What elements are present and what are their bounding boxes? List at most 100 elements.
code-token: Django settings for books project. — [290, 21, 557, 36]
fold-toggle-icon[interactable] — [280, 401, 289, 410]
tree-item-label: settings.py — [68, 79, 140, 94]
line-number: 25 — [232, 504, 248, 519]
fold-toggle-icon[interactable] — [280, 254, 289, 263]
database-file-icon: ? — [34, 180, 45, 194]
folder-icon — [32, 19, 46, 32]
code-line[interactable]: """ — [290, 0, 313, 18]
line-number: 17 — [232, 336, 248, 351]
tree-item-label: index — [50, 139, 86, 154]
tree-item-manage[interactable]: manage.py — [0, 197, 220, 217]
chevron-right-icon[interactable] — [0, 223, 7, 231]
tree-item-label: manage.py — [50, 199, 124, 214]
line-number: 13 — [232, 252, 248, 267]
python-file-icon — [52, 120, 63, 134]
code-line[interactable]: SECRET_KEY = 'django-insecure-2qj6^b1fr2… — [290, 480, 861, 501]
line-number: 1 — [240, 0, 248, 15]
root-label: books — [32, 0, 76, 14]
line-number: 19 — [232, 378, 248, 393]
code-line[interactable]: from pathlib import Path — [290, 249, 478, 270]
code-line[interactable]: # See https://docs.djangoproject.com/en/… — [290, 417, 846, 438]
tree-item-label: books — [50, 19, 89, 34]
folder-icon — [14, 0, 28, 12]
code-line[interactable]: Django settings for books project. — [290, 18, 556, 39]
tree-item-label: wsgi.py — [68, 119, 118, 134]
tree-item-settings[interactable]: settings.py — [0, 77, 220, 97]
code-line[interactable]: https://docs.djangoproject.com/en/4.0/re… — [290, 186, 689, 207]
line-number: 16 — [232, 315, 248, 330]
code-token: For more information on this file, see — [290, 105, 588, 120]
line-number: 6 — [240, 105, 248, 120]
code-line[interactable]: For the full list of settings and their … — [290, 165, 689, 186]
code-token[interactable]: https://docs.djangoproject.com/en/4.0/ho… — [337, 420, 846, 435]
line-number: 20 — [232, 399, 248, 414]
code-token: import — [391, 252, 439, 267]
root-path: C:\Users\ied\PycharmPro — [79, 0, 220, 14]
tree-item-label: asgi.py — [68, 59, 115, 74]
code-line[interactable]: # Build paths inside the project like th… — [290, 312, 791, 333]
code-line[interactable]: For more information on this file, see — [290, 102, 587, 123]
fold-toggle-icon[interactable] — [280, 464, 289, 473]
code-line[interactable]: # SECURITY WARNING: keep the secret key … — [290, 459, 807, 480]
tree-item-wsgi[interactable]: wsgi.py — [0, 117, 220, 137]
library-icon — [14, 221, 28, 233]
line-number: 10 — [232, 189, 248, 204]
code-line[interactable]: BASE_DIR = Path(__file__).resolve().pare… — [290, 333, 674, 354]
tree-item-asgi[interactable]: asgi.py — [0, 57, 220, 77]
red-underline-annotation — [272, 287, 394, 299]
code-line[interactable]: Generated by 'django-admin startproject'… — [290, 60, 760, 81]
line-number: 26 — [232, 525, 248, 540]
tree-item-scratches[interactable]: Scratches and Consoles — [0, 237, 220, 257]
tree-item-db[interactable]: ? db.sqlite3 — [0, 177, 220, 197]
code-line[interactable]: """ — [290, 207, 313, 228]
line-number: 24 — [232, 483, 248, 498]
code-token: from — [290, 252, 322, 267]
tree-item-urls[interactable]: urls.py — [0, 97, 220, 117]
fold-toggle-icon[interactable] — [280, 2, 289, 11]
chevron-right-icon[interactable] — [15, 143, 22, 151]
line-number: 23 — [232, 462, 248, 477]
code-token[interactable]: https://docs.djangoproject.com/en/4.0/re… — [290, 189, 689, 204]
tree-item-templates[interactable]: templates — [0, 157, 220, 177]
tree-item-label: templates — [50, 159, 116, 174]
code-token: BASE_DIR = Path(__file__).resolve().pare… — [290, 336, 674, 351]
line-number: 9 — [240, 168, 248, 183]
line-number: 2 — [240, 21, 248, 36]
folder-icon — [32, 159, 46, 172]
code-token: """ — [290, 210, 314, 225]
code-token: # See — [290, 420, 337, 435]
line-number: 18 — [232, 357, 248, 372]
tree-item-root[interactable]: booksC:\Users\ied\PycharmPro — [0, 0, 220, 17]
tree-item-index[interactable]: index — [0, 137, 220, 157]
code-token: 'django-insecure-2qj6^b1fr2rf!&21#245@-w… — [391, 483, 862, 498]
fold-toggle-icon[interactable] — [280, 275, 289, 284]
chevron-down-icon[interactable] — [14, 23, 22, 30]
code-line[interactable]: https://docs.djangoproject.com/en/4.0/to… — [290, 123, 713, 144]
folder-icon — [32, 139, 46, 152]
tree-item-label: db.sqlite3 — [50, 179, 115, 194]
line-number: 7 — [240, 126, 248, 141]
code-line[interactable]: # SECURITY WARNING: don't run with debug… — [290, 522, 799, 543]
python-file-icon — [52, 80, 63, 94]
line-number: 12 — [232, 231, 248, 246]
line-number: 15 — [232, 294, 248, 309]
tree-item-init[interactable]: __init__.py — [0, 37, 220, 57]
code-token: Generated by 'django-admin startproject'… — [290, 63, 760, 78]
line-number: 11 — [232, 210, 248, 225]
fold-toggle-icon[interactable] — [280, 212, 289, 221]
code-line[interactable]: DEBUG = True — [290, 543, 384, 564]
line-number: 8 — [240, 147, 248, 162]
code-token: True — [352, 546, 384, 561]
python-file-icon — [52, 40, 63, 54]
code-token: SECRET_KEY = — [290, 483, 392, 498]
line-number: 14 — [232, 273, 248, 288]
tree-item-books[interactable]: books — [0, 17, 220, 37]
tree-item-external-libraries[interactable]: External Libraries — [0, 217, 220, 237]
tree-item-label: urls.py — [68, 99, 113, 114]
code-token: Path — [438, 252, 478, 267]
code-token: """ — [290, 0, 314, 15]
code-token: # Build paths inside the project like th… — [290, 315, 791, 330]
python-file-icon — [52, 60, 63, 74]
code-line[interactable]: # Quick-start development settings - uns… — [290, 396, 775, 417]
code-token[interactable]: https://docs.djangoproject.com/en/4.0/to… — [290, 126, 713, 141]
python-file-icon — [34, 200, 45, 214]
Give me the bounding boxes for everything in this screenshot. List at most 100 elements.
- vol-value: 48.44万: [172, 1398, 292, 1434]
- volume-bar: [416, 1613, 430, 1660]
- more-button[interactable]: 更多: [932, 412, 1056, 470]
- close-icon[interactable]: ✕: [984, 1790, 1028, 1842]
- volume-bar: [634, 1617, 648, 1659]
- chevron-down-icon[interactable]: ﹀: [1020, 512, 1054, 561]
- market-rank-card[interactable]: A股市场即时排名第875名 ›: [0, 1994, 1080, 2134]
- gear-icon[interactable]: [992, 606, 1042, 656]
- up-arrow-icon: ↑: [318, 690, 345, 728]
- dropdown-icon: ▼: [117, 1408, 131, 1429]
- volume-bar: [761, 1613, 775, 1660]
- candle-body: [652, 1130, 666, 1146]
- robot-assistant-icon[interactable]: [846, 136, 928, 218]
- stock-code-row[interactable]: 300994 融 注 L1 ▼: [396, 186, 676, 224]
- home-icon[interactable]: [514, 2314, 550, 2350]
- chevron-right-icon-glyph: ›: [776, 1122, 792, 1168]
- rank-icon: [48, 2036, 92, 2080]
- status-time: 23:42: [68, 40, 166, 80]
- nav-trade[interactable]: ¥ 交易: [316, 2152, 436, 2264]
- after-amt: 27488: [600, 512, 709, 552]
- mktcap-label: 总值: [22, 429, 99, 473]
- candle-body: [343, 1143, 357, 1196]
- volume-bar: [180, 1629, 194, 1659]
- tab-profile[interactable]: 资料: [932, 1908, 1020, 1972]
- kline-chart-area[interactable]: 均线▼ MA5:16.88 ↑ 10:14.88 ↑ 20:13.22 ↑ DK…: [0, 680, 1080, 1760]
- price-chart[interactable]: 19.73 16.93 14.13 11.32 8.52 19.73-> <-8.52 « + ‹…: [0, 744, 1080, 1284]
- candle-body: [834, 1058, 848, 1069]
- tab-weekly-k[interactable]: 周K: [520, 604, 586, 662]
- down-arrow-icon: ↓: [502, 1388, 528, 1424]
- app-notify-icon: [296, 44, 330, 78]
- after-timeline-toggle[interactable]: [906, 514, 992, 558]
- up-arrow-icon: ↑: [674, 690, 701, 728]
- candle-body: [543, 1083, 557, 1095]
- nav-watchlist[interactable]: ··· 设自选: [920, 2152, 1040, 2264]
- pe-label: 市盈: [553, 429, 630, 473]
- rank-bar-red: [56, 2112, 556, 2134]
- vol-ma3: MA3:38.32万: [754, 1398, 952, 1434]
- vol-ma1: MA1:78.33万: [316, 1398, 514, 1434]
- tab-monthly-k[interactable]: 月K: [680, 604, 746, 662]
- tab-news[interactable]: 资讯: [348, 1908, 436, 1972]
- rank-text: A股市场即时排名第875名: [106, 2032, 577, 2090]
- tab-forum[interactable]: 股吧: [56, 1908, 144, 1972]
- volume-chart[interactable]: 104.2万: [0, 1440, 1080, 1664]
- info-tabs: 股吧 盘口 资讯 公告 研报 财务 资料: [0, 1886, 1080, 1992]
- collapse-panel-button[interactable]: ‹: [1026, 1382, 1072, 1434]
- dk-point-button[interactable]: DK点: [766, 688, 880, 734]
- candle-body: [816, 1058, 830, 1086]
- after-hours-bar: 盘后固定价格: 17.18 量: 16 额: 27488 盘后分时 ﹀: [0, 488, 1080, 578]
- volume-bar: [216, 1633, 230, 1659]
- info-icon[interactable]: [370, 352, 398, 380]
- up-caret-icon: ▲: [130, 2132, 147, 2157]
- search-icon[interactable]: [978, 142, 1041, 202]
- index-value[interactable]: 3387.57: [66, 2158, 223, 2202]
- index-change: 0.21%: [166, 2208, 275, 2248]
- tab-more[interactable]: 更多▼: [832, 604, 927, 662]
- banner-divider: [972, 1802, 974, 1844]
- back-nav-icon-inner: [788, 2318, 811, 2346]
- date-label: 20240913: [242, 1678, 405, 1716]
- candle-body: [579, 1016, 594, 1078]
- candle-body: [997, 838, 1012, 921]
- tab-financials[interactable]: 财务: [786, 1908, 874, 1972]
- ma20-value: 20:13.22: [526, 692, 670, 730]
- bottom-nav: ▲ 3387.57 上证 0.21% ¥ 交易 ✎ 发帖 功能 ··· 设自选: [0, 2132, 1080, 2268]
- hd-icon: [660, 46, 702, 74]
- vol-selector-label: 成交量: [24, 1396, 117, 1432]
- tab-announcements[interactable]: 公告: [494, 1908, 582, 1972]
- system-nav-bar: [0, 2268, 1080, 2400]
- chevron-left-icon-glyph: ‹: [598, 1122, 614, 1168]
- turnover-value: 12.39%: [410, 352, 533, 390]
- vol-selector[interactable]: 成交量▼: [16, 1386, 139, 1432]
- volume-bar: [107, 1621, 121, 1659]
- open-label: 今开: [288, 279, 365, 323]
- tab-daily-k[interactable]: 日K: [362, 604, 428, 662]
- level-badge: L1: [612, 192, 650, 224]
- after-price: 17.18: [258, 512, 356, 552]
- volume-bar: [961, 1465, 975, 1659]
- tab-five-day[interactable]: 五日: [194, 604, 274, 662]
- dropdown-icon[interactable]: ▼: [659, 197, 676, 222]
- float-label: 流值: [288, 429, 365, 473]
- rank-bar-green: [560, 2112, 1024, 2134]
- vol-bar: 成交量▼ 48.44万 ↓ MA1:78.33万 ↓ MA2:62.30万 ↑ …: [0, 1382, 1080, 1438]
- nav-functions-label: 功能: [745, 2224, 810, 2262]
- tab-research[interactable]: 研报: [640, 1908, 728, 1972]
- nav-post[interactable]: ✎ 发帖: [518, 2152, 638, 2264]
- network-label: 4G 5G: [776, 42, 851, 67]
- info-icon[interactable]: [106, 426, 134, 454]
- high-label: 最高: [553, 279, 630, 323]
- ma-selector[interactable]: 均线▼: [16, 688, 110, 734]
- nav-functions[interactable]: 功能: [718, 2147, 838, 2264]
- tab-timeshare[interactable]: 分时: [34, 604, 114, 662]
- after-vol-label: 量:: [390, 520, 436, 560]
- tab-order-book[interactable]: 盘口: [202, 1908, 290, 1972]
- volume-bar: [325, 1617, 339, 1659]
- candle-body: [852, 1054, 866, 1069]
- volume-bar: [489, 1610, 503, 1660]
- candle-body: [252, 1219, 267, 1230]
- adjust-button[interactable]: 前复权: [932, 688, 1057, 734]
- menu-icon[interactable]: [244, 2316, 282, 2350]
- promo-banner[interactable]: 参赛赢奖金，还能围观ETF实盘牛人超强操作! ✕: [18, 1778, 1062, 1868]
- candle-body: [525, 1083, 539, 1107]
--------------------
- What you need to do
Rewrite the material from its first line up to and including the line with "0, 313, 18]", switching "fold-toggle-icon" to "collapse-toggle-icon" and leaving everything else unchanged.

- Answer to this problem
What elements are present and what are their bounding boxes? List at most 100 elements.
code-token: Django settings for books project. — [290, 21, 557, 36]
collapse-toggle-icon[interactable] — [280, 401, 289, 410]
tree-item-label: settings.py — [68, 79, 140, 94]
line-number: 25 — [232, 504, 248, 519]
collapse-toggle-icon[interactable] — [280, 254, 289, 263]
database-file-icon: ? — [34, 180, 45, 194]
folder-icon — [32, 19, 46, 32]
code-line[interactable]: """ — [290, 0, 313, 18]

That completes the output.